Reproduce all the lines below exactly and omit the images.

# ENTRIES SUPPLIED
# # #
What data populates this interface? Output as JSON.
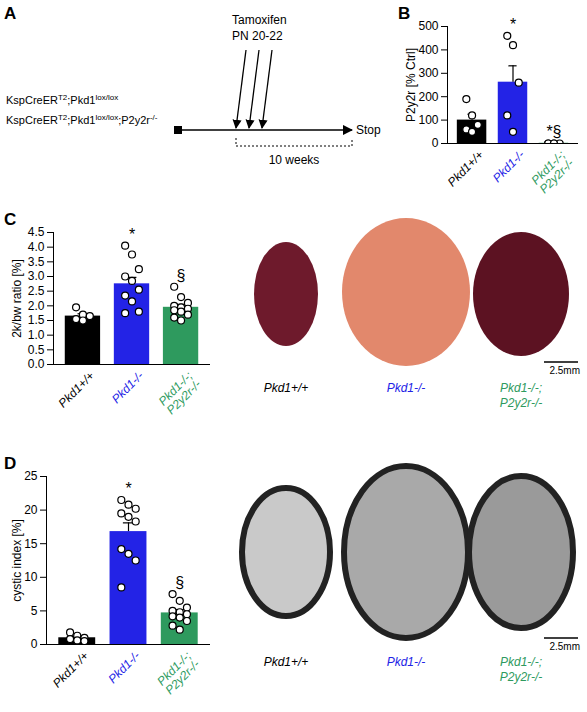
{
  "chart_data": [
    {
      "type": "bar",
      "panel": "B",
      "ylabel": "P2y2r [% Ctrl]",
      "categories": [
        "Pkd1+/+",
        "Pkd1-/-",
        "Pkd1-/-;P2y2r-/-"
      ],
      "values": [
        100,
        262,
        1
      ],
      "errors": [
        25,
        70,
        1
      ],
      "points": [
        [
          190,
          120,
          80,
          60,
          50
        ],
        [
          460,
          420,
          260,
          120,
          50
        ],
        [
          0,
          0,
          0,
          0,
          0
        ]
      ],
      "colors": [
        "#000000",
        "#2323e6",
        "#2e9a5e"
      ],
      "annotations": [
        null,
        "*",
        "*§"
      ],
      "ylim": [
        0,
        500
      ],
      "yticks": [
        0,
        100,
        200,
        300,
        400,
        500
      ]
    },
    {
      "type": "bar",
      "panel": "C",
      "ylabel": "2k/bw ratio [%]",
      "categories": [
        "Pkd1+/+",
        "Pkd1-/-",
        "Pkd1-/-;P2y2r-/-"
      ],
      "values": [
        1.65,
        2.75,
        1.95
      ],
      "errors": [
        0.08,
        0.22,
        0.1
      ],
      "points": [
        [
          1.95,
          1.7,
          1.65,
          1.55,
          1.5
        ],
        [
          4.05,
          3.75,
          3.25,
          3.0,
          2.85,
          2.55,
          2.35,
          2.15,
          1.8,
          1.75
        ],
        [
          2.65,
          2.3,
          2.1,
          2.0,
          1.95,
          1.9,
          1.85,
          1.8,
          1.7,
          1.6,
          1.5
        ]
      ],
      "colors": [
        "#000000",
        "#2323e6",
        "#2e9a5e"
      ],
      "annotations": [
        null,
        "*",
        "§"
      ],
      "ylim": [
        0,
        4.5
      ],
      "yticks": [
        {
          "value": 0,
          "label": "0.0"
        },
        {
          "value": 0.5,
          "label": "0.5"
        },
        {
          "value": 1,
          "label": "1.0"
        },
        {
          "value": 1.5,
          "label": "1.5"
        },
        {
          "value": 2,
          "label": "2.0"
        },
        {
          "value": 2.5,
          "label": "2.5"
        },
        {
          "value": 3,
          "label": "3.0"
        },
        {
          "value": 3.5,
          "label": "3.5"
        },
        {
          "value": 4,
          "label": "4.0"
        },
        {
          "value": 4.5,
          "label": "4.5"
        }
      ]
    },
    {
      "type": "bar",
      "panel": "D",
      "ylabel": "cystic index [%]",
      "categories": [
        "Pkd1+/+",
        "Pkd1-/-",
        "Pkd1-/-;P2y2r-/-"
      ],
      "values": [
        1.0,
        16.8,
        4.7
      ],
      "errors": [
        0.2,
        1.3,
        0.5
      ],
      "points": [
        [
          1.8,
          1.3,
          1.0,
          0.8,
          0.6,
          0.5
        ],
        [
          21.5,
          20.8,
          20.2,
          19.5,
          19.0,
          18.3,
          14.2,
          13.5,
          12.5,
          8.5
        ],
        [
          7.5,
          6.5,
          5.5,
          5.0,
          4.8,
          4.5,
          4.2,
          4.0,
          3.5,
          2.8,
          2.2
        ]
      ],
      "colors": [
        "#000000",
        "#2323e6",
        "#2e9a5e"
      ],
      "annotations": [
        null,
        "*",
        "§"
      ],
      "ylim": [
        0,
        25
      ],
      "yticks": [
        0,
        5,
        10,
        15,
        20,
        25
      ]
    }
  ],
  "diagram": {
    "panel": "A",
    "genotypes": [
      [
        {
          "text": "KspCreER"
        },
        {
          "text": "T2",
          "sup": true
        },
        {
          "text": ";Pkd1"
        },
        {
          "text": "lox/lox",
          "sup": true
        }
      ],
      [
        {
          "text": "KspCreER"
        },
        {
          "text": "T2",
          "sup": true
        },
        {
          "text": ";Pkd1"
        },
        {
          "text": "lox/lox",
          "sup": true
        },
        {
          "text": ";P2y2r"
        },
        {
          "text": "-/-",
          "sup": true
        }
      ]
    ],
    "treatment": "Tamoxifen",
    "treatment_time": "PN 20-22",
    "end": "Stop",
    "duration": "10 weeks"
  },
  "images": {
    "C": {
      "captions": [
        "Pkd1+/+",
        "Pkd1-/-",
        "Pkd1-/-;P2y2r-/-"
      ],
      "scale_bar": "2.5mm"
    },
    "D": {
      "captions": [
        "Pkd1+/+",
        "Pkd1-/-",
        "Pkd1-/-;P2y2r-/-"
      ],
      "scale_bar": "2.5mm"
    }
  }
}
# # #
# SOLUTION TO THE PROBLEM
What data populates this interface? Output as JSON.
{
  "chart_data": [
    {
      "type": "bar",
      "panel": "B",
      "ylabel": "P2y2r [% Ctrl]",
      "categories": [
        "Pkd1+/+",
        "Pkd1-/-",
        "Pkd1-/-;P2y2r-/-"
      ],
      "values": [
        100,
        262,
        1
      ],
      "errors": [
        25,
        70,
        1
      ],
      "points": [
        [
          190,
          120,
          80,
          60,
          50
        ],
        [
          460,
          420,
          260,
          120,
          50
        ],
        [
          0,
          0,
          0,
          0,
          0
        ]
      ],
      "colors": [
        "#000000",
        "#2323e6",
        "#2e9a5e"
      ],
      "annotations": [
        null,
        "*",
        "*§"
      ],
      "ylim": [
        0,
        500
      ],
      "yticks": [
        0,
        100,
        200,
        300,
        400,
        500
      ]
    },
    {
      "type": "bar",
      "panel": "C",
      "ylabel": "2k/bw ratio [%]",
      "categories": [
        "Pkd1+/+",
        "Pkd1-/-",
        "Pkd1-/-;P2y2r-/-"
      ],
      "values": [
        1.65,
        2.75,
        1.95
      ],
      "errors": [
        0.08,
        0.22,
        0.1
      ],
      "points": [
        [
          1.95,
          1.7,
          1.65,
          1.55,
          1.5
        ],
        [
          4.05,
          3.75,
          3.25,
          3.0,
          2.85,
          2.55,
          2.35,
          2.15,
          1.8,
          1.75
        ],
        [
          2.65,
          2.3,
          2.1,
          2.0,
          1.95,
          1.9,
          1.85,
          1.8,
          1.7,
          1.6,
          1.5
        ]
      ],
      "colors": [
        "#000000",
        "#2323e6",
        "#2e9a5e"
      ],
      "annotations": [
        null,
        "*",
        "§"
      ],
      "ylim": [
        0,
        4.5
      ],
      "yticks": [
        {
          "value": 0,
          "label": "0.0"
        },
        {
          "value": 0.5,
          "label": "0.5"
        },
        {
          "value": 1,
          "label": "1.0"
        },
        {
          "value": 1.5,
          "label": "1.5"
        },
        {
          "value": 2,
          "label": "2.0"
        },
        {
          "value": 2.5,
          "label": "2.5"
        },
        {
          "value": 3,
          "label": "3.0"
        },
        {
          "value": 3.5,
          "label": "3.5"
        },
        {
          "value": 4,
          "label": "4.0"
        },
        {
          "value": 4.5,
          "label": "4.5"
        }
      ]
    },
    {
      "type": "bar",
      "panel": "D",
      "ylabel": "cystic index [%]",
      "categories": [
        "Pkd1+/+",
        "Pkd1-/-",
        "Pkd1-/-;P2y2r-/-"
      ],
      "values": [
        1.0,
        16.8,
        4.7
      ],
      "errors": [
        0.2,
        1.3,
        0.5
      ],
      "points": [
        [
          1.8,
          1.3,
          1.0,
          0.8,
          0.6,
          0.5
        ],
        [
          21.5,
          20.8,
          20.2,
          19.5,
          19.0,
          18.3,
          14.2,
          13.5,
          12.5,
          8.5
        ],
        [
          7.5,
          6.5,
          5.5,
          5.0,
          4.8,
          4.5,
          4.2,
          4.0,
          3.5,
          2.8,
          2.2
        ]
      ],
      "colors": [
        "#000000",
        "#2323e6",
        "#2e9a5e"
      ],
      "annotations": [
        null,
        "*",
        "§"
      ],
      "ylim": [
        0,
        25
      ],
      "yticks": [
        0,
        5,
        10,
        15,
        20,
        25
      ]
    }
  ],
  "diagram": {
    "panel": "A",
    "genotypes": [
      [
        {
          "text": "KspCreER"
        },
        {
          "text": "T2",
          "sup": true
        },
        {
          "text": ";Pkd1"
        },
        {
          "text": "lox/lox",
          "sup": true
        }
      ],
      [
        {
          "text": "KspCreER"
        },
        {
          "text": "T2",
          "sup": true
        },
        {
          "text": ";Pkd1"
        },
        {
          "text": "lox/lox",
          "sup": true
        },
        {
          "text": ";P2y2r"
        },
        {
          "text": "-/-",
          "sup": true
        }
      ]
    ],
    "treatment": "Tamoxifen",
    "treatment_time": "PN 20-22",
    "end": "Stop",
    "duration": "10 weeks"
  },
  "images": {
    "C": {
      "captions": [
        "Pkd1+/+",
        "Pkd1-/-",
        "Pkd1-/-;P2y2r-/-"
      ],
      "scale_bar": "2.5mm"
    },
    "D": {
      "captions": [
        "Pkd1+/+",
        "Pkd1-/-",
        "Pkd1-/-;P2y2r-/-"
      ],
      "scale_bar": "2.5mm"
    }
  }
}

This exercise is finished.